▸ Work to complete
Check every line of the data below for the string "prefix", and copy the ones that hold it.

---*---

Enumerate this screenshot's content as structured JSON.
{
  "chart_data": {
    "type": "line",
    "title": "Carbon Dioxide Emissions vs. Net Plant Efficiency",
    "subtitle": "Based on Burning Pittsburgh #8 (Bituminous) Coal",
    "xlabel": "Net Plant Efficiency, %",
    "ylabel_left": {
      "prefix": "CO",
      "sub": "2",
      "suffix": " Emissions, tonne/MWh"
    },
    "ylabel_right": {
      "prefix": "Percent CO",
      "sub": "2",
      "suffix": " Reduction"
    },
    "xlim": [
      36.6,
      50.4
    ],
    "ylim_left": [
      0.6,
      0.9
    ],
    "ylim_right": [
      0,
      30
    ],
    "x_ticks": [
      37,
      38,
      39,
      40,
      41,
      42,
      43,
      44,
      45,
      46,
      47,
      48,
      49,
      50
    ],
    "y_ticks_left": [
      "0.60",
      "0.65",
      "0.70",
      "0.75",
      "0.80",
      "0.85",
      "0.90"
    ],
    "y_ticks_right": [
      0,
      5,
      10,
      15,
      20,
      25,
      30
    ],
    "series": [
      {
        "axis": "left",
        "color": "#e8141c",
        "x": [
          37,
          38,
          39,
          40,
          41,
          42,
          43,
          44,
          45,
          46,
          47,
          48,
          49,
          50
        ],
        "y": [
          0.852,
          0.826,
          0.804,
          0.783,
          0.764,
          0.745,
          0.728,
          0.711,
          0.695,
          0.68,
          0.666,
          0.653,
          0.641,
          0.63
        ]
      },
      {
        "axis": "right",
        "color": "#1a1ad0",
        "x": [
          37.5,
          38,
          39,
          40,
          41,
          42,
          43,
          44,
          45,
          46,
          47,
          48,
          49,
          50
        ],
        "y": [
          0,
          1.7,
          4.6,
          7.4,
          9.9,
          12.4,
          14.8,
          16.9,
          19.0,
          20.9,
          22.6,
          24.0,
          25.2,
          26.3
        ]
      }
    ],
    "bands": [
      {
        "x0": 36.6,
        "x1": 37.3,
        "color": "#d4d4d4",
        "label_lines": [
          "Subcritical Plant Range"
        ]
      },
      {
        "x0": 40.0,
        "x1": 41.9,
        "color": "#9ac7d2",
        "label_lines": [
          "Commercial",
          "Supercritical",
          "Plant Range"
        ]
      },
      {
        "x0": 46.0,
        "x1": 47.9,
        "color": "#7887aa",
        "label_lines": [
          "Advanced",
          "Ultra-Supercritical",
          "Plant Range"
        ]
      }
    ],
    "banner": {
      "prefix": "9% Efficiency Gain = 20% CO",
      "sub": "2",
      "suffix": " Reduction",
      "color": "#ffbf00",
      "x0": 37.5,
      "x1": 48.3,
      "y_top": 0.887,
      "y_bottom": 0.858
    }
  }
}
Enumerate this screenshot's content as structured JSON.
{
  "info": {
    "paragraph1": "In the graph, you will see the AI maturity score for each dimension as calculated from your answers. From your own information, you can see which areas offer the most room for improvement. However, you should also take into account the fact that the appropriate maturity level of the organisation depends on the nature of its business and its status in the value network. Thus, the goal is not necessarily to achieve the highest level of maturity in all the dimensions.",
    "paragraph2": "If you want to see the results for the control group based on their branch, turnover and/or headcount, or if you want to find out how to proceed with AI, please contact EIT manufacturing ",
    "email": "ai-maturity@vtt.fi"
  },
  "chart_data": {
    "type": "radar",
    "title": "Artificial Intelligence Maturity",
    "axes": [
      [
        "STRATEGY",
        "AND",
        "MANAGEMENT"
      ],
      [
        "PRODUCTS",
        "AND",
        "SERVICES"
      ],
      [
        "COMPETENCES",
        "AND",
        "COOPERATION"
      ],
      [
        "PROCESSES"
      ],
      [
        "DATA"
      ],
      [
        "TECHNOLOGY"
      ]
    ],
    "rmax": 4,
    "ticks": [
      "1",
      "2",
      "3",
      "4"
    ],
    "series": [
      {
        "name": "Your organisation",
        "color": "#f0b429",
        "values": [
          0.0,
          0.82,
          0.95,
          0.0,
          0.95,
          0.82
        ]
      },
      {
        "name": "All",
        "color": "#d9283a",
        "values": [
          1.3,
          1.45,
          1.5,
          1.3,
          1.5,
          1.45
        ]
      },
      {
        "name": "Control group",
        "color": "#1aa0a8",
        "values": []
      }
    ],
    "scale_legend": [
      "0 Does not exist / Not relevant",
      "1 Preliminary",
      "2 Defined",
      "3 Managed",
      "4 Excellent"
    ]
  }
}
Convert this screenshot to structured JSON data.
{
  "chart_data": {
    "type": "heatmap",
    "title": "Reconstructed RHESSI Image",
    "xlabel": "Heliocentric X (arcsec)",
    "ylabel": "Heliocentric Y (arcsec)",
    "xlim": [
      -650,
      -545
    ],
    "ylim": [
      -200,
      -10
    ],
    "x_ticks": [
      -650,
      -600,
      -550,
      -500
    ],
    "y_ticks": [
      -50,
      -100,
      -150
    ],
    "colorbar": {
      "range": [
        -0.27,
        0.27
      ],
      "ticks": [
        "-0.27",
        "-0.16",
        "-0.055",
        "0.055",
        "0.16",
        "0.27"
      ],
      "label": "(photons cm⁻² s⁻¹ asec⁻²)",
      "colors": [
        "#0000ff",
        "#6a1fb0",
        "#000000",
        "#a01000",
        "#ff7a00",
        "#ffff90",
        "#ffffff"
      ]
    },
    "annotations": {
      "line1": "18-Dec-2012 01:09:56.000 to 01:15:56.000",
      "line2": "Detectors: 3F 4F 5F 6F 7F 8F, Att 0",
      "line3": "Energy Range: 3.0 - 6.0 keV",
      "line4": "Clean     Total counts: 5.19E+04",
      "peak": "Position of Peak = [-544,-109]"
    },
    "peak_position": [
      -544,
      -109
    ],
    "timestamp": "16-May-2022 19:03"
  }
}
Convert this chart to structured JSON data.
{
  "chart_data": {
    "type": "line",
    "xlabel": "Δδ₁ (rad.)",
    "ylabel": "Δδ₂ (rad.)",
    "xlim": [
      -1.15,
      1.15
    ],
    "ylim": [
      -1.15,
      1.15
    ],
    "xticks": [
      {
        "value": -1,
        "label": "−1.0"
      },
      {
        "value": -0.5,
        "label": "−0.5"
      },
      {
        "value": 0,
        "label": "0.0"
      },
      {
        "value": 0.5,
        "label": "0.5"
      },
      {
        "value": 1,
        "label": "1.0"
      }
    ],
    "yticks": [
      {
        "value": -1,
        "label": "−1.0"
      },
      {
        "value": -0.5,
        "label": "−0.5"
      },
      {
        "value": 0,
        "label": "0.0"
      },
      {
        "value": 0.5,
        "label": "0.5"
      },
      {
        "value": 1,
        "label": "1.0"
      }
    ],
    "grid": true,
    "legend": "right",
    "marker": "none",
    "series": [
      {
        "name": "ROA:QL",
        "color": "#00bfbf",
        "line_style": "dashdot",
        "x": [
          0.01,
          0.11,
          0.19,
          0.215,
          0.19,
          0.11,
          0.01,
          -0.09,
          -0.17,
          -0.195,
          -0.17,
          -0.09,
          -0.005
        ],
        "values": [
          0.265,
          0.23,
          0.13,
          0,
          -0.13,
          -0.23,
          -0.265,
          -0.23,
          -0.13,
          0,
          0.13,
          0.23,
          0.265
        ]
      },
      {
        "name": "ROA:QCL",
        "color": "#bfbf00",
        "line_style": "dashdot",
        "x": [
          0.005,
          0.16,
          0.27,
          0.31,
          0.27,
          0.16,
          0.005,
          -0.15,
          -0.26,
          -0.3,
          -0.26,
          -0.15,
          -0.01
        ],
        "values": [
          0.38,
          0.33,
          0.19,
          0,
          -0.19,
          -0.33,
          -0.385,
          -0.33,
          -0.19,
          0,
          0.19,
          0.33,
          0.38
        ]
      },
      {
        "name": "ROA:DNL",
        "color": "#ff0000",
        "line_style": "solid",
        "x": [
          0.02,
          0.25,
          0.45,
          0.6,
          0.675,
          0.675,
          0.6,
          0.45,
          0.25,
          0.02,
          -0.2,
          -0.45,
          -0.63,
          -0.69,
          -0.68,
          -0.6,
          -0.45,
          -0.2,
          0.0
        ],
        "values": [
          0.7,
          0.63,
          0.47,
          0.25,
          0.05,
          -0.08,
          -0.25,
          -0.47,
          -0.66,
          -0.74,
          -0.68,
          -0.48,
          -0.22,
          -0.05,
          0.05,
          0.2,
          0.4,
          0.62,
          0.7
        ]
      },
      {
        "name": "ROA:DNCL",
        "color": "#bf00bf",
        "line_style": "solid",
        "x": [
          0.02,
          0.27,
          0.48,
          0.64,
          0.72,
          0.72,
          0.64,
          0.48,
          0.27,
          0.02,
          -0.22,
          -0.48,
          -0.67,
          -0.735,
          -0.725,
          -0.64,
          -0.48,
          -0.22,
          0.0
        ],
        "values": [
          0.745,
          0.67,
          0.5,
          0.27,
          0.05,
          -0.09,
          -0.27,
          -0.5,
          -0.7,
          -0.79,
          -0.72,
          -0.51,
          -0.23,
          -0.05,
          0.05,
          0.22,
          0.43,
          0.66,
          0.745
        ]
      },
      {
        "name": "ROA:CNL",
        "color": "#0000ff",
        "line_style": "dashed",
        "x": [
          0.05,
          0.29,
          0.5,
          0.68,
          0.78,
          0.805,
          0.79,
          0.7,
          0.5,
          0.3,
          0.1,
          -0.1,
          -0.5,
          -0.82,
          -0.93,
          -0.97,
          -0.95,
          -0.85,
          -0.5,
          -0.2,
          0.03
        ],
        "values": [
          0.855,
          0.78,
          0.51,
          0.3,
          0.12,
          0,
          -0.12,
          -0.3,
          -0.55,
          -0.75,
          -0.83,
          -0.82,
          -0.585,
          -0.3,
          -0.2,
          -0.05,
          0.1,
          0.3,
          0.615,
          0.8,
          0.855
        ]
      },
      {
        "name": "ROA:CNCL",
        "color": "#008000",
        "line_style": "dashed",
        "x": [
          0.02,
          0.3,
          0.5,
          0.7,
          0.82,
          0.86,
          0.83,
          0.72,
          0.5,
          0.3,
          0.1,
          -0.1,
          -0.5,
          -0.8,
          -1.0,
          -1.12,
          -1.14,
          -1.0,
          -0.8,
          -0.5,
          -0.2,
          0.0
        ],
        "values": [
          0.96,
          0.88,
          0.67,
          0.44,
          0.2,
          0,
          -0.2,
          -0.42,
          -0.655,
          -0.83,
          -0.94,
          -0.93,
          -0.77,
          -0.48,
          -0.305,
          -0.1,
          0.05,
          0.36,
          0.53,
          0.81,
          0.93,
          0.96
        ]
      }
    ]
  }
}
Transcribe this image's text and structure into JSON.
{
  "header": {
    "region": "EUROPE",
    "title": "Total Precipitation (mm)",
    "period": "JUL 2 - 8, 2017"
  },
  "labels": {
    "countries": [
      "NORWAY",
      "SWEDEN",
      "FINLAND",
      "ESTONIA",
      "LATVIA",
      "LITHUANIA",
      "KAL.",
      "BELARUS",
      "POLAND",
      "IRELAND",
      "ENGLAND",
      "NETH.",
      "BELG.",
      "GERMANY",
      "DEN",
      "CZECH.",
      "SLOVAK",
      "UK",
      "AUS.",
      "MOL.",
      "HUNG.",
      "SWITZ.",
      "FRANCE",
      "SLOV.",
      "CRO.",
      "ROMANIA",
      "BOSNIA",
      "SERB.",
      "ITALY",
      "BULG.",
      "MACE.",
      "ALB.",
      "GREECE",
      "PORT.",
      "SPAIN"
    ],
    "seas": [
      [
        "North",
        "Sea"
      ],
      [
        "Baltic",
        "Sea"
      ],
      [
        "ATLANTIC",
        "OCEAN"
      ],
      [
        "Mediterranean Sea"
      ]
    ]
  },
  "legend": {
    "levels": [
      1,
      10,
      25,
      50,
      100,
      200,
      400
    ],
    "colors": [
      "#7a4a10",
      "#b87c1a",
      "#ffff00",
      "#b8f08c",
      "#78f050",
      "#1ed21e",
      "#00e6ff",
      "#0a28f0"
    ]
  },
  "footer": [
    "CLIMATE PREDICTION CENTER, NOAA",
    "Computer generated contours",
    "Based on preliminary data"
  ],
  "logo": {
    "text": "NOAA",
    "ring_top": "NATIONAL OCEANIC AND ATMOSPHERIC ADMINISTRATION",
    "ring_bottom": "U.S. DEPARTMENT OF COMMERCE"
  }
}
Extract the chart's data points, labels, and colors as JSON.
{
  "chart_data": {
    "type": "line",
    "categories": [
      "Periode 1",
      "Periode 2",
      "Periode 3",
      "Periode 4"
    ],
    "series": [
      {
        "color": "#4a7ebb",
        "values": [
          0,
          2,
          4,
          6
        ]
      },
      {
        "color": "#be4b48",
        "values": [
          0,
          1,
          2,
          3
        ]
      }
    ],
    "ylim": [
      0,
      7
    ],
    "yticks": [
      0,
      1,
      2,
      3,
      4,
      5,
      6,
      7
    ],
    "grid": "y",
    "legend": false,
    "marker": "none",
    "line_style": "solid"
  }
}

---*---

▸ Result of this exercise
      "prefix": "CO",
      "prefix": "Percent CO",
      "prefix": "9% Efficiency Gain = 20% CO",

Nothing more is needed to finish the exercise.